Prompt:
Your reply should be a single number: how many lines contain the string "经营活动现金流净额".

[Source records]
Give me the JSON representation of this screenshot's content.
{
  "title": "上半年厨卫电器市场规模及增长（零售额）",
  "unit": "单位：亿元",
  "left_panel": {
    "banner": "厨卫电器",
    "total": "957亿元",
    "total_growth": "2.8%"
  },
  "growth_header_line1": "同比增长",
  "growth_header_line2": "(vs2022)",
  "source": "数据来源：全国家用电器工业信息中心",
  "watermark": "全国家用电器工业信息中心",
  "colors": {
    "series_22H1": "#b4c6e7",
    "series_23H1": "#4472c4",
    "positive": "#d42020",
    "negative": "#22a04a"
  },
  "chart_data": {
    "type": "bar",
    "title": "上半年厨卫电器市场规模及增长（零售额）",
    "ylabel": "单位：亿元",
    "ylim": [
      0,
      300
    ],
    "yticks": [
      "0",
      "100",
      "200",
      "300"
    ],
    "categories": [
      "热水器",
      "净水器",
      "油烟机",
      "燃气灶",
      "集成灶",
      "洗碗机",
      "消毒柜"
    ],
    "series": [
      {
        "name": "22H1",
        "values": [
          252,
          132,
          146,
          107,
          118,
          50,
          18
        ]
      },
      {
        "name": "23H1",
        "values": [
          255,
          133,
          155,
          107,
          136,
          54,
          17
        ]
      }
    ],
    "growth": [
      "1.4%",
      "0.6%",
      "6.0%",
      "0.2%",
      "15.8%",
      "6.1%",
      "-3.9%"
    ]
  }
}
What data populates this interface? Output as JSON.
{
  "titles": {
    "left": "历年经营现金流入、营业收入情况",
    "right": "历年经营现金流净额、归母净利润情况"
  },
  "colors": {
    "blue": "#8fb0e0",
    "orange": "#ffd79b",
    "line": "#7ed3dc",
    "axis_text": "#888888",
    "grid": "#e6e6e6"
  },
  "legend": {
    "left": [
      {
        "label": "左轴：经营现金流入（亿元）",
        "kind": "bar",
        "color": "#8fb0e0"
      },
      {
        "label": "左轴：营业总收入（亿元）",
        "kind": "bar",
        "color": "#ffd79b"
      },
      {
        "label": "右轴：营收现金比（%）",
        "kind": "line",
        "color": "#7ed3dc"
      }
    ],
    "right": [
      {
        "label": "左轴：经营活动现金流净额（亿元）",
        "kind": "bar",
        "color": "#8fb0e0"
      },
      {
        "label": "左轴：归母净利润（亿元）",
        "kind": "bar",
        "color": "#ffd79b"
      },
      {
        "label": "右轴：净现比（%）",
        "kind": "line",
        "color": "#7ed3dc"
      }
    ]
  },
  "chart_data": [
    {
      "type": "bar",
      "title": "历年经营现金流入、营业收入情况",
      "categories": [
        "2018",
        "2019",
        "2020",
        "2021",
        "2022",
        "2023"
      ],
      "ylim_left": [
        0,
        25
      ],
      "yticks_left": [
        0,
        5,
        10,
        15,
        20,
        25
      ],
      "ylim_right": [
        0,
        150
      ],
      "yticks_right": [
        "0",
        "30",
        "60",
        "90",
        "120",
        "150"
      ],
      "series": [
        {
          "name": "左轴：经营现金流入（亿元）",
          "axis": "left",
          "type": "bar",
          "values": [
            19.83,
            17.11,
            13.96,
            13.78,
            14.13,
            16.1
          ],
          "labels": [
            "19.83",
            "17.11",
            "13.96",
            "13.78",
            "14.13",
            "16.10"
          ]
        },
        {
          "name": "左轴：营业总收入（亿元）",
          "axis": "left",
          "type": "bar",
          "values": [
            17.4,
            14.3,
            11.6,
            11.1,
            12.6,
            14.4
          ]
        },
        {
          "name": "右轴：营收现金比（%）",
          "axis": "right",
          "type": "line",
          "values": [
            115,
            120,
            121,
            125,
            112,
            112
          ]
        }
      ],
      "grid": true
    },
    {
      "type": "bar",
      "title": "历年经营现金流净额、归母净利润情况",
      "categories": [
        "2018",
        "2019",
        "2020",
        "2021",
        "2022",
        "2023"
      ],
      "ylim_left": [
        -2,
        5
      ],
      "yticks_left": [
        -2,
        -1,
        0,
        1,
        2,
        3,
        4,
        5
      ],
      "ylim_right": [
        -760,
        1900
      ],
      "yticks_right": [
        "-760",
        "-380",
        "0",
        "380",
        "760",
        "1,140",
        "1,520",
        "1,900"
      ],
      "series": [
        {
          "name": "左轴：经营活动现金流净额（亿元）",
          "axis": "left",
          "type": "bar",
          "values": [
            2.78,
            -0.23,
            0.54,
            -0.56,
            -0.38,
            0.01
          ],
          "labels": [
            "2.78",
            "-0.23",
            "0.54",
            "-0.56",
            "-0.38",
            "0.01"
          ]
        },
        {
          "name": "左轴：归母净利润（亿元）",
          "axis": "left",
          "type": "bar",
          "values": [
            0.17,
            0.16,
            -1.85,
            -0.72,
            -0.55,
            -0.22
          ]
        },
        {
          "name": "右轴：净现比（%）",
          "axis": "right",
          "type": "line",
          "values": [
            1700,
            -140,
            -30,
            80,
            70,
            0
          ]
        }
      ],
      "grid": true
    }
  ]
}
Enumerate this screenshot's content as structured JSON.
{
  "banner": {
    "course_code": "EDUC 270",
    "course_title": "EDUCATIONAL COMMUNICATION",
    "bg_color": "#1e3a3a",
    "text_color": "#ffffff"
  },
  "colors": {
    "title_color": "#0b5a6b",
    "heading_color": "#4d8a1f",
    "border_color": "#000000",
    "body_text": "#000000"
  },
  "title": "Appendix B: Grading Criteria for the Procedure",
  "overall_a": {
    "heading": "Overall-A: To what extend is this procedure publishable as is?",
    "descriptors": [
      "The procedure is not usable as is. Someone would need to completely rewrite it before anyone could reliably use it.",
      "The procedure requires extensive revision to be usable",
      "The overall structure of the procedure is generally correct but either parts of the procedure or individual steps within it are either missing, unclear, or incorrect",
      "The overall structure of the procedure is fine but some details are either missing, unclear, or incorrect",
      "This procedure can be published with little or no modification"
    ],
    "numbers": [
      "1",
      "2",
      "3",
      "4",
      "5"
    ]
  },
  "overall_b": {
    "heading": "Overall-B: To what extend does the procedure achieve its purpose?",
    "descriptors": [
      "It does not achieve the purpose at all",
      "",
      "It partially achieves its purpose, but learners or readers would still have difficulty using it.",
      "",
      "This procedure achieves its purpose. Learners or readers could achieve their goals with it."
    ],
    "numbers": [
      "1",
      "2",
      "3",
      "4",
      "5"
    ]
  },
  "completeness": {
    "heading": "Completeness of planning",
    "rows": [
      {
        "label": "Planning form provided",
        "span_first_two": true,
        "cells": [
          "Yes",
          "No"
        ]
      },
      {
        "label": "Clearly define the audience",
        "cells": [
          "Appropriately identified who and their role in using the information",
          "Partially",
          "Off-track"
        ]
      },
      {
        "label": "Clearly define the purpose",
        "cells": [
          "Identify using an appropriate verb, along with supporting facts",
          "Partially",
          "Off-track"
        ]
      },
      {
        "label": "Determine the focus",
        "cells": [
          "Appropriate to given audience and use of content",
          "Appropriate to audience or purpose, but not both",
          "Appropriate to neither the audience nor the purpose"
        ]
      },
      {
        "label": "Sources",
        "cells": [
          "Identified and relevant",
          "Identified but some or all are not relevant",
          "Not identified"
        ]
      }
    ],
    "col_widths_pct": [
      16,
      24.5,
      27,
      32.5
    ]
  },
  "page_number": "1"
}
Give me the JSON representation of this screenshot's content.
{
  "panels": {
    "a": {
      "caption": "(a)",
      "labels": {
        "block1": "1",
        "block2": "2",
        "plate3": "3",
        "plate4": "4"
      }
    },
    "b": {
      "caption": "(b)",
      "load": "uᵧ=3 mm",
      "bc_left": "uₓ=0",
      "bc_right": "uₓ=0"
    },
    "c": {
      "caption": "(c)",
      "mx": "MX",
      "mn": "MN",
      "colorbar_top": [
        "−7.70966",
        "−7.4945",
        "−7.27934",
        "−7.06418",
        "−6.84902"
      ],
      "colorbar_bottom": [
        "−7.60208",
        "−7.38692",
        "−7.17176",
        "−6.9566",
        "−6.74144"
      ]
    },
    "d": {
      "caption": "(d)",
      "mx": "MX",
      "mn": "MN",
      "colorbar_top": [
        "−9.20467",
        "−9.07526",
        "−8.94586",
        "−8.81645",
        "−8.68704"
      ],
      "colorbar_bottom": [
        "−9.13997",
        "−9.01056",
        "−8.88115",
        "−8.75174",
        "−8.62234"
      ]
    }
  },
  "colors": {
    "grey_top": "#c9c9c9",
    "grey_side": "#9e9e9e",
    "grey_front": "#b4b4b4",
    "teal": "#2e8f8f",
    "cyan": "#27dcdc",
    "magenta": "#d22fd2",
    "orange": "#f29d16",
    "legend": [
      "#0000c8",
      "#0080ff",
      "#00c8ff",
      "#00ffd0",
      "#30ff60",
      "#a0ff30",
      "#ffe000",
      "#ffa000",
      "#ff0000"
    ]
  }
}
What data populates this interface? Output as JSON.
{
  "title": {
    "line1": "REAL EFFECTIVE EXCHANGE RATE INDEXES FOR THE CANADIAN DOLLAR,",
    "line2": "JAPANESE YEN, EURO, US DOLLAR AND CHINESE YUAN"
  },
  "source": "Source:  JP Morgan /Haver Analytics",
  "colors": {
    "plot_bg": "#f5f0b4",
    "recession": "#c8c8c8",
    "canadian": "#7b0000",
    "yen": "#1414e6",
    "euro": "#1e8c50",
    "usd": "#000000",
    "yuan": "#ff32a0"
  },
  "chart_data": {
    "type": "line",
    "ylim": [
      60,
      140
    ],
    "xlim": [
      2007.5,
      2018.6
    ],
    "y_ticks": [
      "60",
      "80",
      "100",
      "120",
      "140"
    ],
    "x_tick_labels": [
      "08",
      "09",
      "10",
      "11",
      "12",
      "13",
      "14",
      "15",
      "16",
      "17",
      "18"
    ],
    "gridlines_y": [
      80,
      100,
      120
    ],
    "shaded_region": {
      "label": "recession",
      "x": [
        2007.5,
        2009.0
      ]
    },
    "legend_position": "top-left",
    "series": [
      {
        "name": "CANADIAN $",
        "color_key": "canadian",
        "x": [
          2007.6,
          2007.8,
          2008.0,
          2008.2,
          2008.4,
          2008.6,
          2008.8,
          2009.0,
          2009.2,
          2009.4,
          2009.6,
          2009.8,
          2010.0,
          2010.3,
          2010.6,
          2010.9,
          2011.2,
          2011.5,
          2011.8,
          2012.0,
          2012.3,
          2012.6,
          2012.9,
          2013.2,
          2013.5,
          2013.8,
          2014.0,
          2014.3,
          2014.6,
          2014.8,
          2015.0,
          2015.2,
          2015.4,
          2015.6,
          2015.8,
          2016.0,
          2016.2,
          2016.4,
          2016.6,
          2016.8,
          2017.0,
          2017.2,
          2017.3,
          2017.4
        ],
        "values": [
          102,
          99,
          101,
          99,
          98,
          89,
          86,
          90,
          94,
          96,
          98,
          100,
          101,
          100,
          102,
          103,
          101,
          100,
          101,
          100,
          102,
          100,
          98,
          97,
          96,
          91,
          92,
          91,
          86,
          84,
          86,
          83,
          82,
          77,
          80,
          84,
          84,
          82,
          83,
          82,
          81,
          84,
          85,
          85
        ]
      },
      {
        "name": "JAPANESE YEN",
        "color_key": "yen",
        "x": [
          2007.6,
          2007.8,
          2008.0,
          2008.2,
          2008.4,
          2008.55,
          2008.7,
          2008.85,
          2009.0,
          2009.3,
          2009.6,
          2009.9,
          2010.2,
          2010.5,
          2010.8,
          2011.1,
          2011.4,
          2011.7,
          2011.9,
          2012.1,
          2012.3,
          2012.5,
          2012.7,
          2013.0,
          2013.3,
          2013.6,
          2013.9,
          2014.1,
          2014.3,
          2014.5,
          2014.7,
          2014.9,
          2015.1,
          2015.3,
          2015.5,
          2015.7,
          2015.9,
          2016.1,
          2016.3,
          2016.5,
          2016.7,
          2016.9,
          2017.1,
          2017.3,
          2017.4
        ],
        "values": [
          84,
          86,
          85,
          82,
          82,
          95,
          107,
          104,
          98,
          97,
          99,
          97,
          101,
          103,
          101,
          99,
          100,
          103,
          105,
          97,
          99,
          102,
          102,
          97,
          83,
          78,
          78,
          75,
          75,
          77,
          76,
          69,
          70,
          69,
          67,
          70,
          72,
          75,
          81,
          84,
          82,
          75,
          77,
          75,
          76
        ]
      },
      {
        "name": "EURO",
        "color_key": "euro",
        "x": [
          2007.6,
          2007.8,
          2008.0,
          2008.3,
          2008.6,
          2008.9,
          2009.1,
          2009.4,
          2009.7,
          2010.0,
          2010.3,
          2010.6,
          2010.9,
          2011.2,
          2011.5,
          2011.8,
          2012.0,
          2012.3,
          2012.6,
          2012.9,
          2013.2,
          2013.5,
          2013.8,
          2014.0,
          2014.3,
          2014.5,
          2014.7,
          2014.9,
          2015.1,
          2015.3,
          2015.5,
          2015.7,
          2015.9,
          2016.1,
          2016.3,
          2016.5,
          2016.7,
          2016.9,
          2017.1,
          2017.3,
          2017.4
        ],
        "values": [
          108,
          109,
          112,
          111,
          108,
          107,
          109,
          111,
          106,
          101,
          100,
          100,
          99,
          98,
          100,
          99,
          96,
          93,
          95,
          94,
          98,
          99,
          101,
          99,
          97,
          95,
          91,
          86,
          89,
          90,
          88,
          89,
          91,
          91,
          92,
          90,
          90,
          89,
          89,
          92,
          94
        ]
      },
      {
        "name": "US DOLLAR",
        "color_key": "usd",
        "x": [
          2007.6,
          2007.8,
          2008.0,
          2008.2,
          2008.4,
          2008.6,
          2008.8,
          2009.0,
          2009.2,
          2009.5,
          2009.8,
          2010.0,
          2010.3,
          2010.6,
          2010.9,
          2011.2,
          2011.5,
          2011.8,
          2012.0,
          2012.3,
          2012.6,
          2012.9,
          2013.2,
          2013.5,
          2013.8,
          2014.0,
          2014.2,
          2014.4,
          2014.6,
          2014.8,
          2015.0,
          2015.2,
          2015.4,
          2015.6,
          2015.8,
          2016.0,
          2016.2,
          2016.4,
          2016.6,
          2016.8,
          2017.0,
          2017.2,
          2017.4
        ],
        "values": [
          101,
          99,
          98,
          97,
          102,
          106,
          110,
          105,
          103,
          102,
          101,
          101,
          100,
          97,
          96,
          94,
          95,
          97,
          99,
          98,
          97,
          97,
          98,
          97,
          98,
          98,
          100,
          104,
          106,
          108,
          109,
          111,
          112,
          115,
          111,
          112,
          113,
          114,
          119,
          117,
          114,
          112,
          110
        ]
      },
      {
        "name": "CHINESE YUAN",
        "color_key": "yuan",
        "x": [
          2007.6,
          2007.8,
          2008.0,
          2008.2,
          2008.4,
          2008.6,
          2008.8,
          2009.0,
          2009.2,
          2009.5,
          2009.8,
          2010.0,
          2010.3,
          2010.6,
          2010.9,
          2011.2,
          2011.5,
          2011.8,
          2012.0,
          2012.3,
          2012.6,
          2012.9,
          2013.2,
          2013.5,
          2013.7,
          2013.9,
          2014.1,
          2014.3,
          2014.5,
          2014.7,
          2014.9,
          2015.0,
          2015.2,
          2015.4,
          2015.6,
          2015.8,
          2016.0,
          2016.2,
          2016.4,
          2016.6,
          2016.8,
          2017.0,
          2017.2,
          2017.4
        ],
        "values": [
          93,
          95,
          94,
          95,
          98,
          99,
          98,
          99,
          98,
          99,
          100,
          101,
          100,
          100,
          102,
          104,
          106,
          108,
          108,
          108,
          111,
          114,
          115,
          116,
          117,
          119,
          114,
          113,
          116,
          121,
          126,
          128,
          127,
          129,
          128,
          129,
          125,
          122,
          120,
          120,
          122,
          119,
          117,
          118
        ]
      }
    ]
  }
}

Exercise response:
2